▶ [What to work on]:
Copy the records below exactly, leaving out every picture.

[Collected data]
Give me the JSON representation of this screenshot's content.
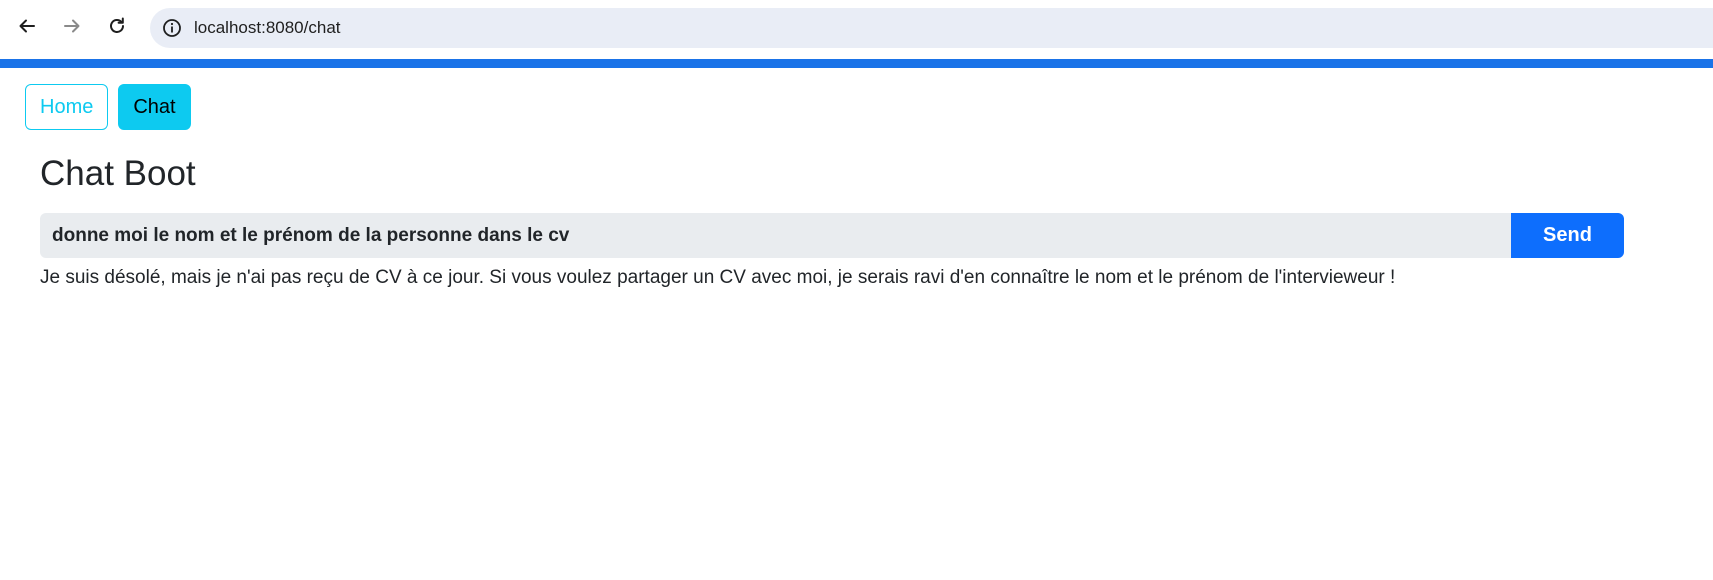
{
  "browser": {
    "url": "localhost:8080/chat",
    "icons": {
      "back": "arrow-left-icon",
      "forward": "arrow-right-icon",
      "reload": "reload-icon",
      "site_info": "info-circle-icon"
    },
    "accent_color": "#1a73e8"
  },
  "nav": {
    "home_label": "Home",
    "chat_label": "Chat",
    "accent_color": "#0dcaf0"
  },
  "page": {
    "title": "Chat Boot"
  },
  "chat": {
    "input_value": "donne moi le nom et le prénom de la personne dans le cv",
    "send_label": "Send",
    "send_color": "#0d6efd",
    "response": "Je suis désolé, mais je n'ai pas reçu de CV à ce jour. Si vous voulez partager un CV avec moi, je serais ravi d'en connaître le nom et le prénom de l'intervieweur !"
  }
}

▶ [Complete answer]:
Give me the JSON representation of this screenshot's content.
{
  "browser": {
    "url": "localhost:8080/chat",
    "icons": {
      "back": "arrow-left-icon",
      "forward": "arrow-right-icon",
      "reload": "reload-icon",
      "site_info": "info-circle-icon"
    },
    "accent_color": "#1a73e8"
  },
  "nav": {
    "home_label": "Home",
    "chat_label": "Chat",
    "accent_color": "#0dcaf0"
  },
  "page": {
    "title": "Chat Boot"
  },
  "chat": {
    "input_value": "donne moi le nom et le prénom de la personne dans le cv",
    "send_label": "Send",
    "send_color": "#0d6efd",
    "response": "Je suis désolé, mais je n'ai pas reçu de CV à ce jour. Si vous voulez partager un CV avec moi, je serais ravi d'en connaître le nom et le prénom de l'intervieweur !"
  }
}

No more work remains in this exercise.